Data entries for graphics:
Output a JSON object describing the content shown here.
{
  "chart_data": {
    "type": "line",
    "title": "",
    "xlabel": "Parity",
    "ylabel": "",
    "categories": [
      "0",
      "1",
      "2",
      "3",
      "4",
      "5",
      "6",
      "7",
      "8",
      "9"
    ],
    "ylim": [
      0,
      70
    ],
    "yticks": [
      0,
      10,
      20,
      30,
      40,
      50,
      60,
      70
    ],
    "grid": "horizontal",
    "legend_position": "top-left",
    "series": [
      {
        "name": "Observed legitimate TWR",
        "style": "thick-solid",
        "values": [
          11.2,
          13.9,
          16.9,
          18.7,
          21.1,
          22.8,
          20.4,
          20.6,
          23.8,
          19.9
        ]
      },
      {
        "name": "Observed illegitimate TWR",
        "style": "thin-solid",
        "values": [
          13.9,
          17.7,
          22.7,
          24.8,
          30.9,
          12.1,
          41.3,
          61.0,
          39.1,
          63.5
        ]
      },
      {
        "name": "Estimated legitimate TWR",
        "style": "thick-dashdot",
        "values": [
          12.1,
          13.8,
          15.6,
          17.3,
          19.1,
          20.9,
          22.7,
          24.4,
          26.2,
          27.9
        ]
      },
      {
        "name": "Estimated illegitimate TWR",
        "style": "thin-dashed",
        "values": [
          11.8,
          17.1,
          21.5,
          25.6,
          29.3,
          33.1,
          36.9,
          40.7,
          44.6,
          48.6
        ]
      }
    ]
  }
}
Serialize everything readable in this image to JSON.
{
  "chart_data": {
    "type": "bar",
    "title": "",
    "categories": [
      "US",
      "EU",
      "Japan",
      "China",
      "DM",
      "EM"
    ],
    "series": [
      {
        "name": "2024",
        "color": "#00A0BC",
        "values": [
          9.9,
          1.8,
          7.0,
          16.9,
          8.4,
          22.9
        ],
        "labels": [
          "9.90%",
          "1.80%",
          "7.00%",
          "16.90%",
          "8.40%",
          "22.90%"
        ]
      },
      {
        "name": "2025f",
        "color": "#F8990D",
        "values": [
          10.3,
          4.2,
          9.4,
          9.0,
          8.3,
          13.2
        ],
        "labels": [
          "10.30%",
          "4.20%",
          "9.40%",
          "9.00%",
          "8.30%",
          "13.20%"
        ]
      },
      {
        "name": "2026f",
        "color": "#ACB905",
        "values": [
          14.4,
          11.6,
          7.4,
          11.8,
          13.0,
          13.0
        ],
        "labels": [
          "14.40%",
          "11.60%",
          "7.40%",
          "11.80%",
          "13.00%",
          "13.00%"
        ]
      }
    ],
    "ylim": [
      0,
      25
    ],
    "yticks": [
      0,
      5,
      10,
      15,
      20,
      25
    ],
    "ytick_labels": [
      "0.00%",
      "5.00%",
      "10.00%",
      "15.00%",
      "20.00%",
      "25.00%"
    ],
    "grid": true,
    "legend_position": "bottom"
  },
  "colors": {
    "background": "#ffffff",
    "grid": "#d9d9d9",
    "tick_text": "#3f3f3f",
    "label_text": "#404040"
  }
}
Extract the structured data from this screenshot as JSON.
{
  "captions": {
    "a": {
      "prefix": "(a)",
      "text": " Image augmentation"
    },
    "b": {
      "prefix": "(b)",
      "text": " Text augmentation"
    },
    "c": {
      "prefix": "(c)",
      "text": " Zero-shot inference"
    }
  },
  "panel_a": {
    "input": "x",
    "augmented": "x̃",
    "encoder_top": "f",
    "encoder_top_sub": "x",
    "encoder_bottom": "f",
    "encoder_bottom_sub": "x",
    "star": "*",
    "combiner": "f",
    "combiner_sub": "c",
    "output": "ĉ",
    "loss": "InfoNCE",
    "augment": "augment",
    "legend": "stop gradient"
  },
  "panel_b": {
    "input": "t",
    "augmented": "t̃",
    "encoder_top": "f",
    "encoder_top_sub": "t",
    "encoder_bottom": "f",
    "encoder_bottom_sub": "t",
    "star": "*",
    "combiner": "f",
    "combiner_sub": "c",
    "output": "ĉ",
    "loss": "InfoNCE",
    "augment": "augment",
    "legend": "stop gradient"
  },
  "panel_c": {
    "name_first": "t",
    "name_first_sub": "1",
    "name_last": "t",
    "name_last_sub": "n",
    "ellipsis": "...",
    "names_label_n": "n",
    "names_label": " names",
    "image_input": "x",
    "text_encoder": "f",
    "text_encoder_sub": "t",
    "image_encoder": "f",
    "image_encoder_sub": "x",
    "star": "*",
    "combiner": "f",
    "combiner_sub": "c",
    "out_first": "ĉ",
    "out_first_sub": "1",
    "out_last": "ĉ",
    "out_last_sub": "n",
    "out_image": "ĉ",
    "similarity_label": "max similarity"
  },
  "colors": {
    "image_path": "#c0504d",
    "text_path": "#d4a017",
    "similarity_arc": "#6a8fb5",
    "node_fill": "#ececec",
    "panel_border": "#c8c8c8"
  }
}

Stated problem: Exactly how many lines in the data above contain the word "JSON"? Respond with the number and nothing more.

Output for this task: 3